* _AIM_: Give the material once more, word for word, without any images.

[Data items]

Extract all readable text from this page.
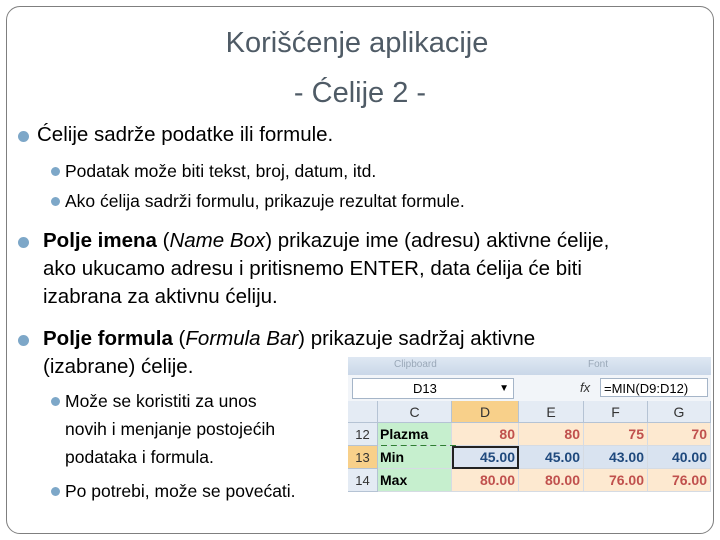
Korišćenje aplikacije
- Ćelije 2 -
Ćelije sadrže podatke ili formule.
Podatak može biti tekst, broj, datum, itd.
Ako ćelija sadrži formulu, prikazuje rezultat formule.
Polje imena (Name Box) prikazuje ime (adresu) aktivne ćelije,
ako ukucamo adresu i pritisnemo ENTER, data ćelija će biti
izabrana za aktivnu ćeliju.
Polje formula (Formula Bar) prikazuje sadržaj aktivne
(izabrane) ćelije.
Može se koristiti za unos
novih i menjanje postojećih
podataka i formula.
Po potrebi, može se povećati.
Clipboard	Font
D13	▼	fx	=MIN(D9:D12)
C	D	E	F	G
12 Plazma	80	80	75	70
13 Min	45.00	45.00	43.00	40.00
14 Max	80.00	80.00	76.00	76.00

* _SOLUTION TO THE EXERCISE_:
Extract all readable text from this page.
Korišćenje aplikacije
- Ćelije 2 -
Ćelije sadrže podatke ili formule.
Podatak može biti tekst, broj, datum, itd.
Ako ćelija sadrži formulu, prikazuje rezultat formule.
Polje imena (Name Box) prikazuje ime (adresu) aktivne ćelije,
ako ukucamo adresu i pritisnemo ENTER, data ćelija će biti
izabrana za aktivnu ćeliju.
Polje formula (Formula Bar) prikazuje sadržaj aktivne
(izabrane) ćelije.
Može se koristiti za unos
novih i menjanje postojećih
podataka i formula.
Po potrebi, može se povećati.
Clipboard	Font
D13	▼	fx	=MIN(D9:D12)
C	D	E	F	G
12 Plazma	80	80	75	70
13 Min	45.00	45.00	43.00	40.00
14 Max	80.00	80.00	76.00	76.00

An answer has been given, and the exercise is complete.